(Given task):
Where a line contains the word "this", copy that line in full.

(Provided data):
════════

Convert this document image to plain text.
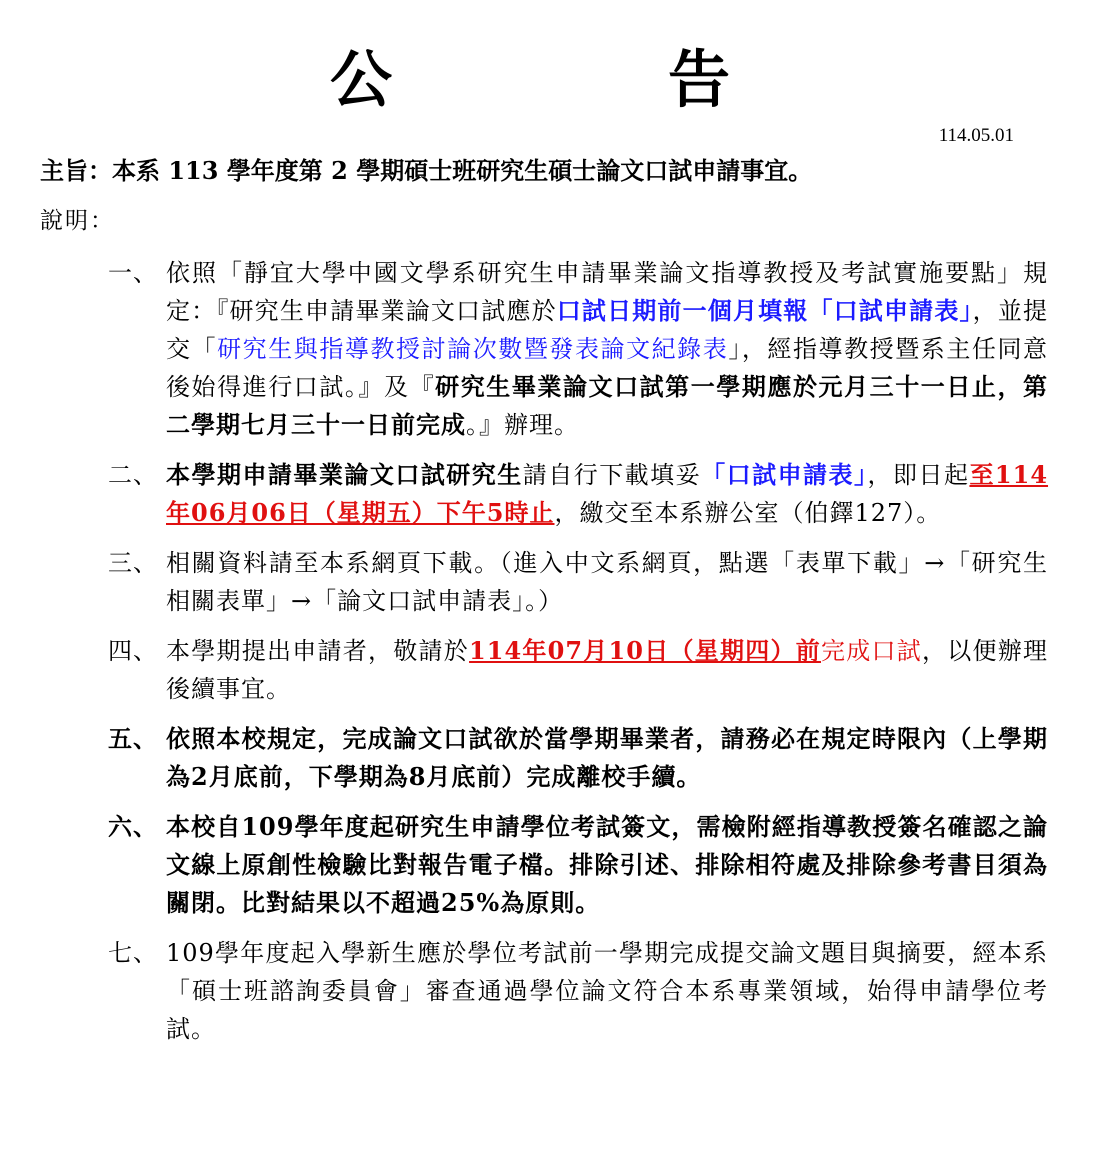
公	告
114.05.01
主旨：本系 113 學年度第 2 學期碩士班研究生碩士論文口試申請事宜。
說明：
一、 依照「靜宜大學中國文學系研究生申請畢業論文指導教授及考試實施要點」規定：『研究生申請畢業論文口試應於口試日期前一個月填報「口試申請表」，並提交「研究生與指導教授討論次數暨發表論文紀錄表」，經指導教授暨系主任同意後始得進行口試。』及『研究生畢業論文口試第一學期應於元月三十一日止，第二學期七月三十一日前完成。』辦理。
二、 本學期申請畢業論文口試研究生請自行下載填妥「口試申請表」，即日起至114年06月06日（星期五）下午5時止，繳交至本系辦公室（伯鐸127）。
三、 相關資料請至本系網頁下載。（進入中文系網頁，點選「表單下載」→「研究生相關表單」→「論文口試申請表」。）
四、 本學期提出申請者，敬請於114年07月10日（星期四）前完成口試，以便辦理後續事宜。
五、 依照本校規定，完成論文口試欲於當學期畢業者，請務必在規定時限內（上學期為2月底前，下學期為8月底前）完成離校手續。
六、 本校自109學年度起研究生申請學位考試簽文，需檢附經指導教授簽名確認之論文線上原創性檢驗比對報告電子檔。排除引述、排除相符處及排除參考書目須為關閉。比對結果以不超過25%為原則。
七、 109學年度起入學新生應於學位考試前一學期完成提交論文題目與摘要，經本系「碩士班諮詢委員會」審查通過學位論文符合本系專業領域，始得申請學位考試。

════════

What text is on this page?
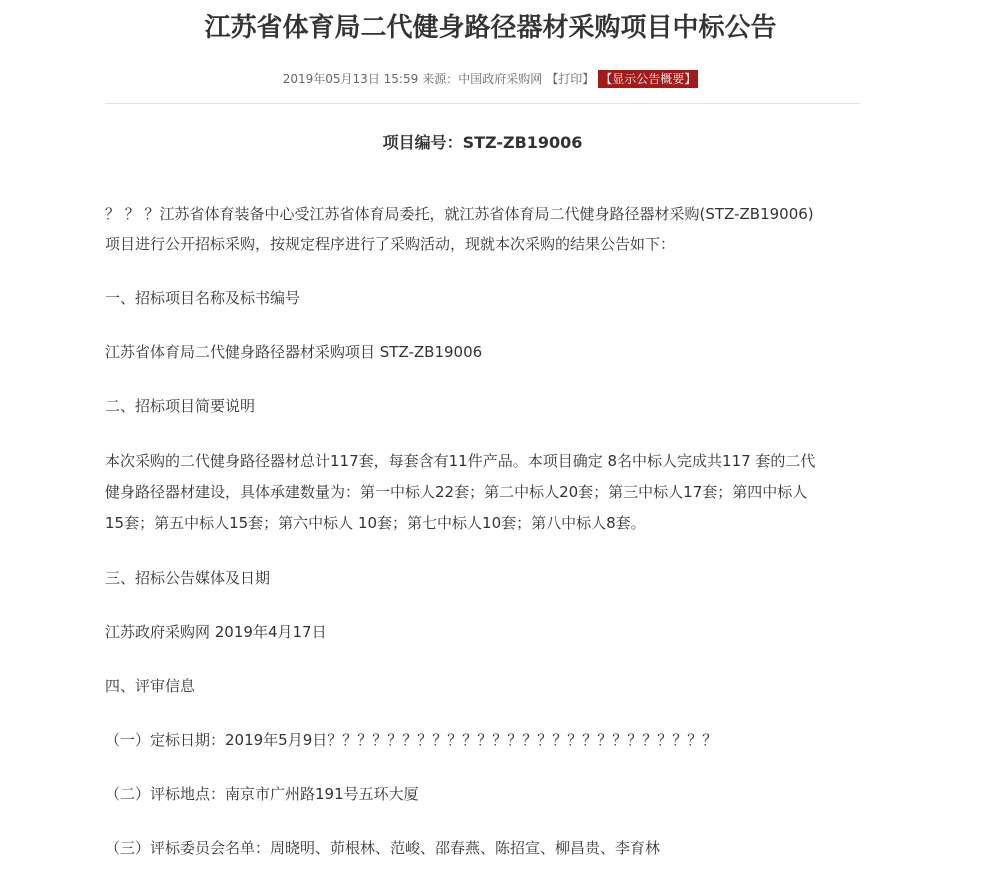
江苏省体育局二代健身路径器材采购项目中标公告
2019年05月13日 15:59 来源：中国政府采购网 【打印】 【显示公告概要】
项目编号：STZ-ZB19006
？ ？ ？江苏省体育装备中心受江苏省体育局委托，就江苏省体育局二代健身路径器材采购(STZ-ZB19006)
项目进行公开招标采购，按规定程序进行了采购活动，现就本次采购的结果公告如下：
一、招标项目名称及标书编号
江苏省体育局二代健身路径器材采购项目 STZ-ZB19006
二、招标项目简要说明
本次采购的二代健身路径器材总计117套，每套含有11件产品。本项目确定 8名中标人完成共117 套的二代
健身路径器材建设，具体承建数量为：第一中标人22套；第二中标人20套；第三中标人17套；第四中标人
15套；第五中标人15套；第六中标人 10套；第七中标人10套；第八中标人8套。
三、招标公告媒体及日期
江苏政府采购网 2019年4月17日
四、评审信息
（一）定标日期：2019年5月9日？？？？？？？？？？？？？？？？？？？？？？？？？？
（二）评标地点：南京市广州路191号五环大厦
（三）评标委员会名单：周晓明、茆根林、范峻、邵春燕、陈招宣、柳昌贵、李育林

════════

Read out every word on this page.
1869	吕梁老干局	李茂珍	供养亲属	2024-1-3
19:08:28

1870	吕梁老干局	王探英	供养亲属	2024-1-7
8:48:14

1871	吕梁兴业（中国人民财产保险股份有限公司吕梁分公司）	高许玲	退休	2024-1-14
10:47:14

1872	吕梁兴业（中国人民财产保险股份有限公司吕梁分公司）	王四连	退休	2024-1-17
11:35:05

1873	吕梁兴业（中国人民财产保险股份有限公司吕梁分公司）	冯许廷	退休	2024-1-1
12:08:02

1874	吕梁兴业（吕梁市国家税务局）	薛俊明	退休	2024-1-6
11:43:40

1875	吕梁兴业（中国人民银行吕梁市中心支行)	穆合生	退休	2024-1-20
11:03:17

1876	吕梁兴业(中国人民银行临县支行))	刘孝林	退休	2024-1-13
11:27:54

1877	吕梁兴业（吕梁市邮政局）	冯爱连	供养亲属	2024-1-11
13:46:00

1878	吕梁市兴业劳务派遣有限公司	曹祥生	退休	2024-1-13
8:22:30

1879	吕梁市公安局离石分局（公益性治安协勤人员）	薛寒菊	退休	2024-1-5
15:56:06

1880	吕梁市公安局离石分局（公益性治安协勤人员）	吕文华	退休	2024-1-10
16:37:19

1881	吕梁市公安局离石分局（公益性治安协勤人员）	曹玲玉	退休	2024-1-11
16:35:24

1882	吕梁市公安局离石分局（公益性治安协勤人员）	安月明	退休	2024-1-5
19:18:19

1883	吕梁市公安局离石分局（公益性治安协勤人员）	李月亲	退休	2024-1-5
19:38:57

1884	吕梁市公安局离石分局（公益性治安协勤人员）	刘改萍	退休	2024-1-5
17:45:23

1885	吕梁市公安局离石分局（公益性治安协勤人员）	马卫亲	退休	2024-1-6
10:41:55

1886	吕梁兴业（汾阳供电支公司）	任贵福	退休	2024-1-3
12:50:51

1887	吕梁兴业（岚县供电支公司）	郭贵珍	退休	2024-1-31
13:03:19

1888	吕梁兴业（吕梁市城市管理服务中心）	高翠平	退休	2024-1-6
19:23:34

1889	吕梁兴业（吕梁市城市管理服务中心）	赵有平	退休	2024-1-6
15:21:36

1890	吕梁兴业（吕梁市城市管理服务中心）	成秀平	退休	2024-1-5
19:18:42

════════

(Completed task):
Convert this document image to plain text.
What text is on this page?
Read out every word on this page.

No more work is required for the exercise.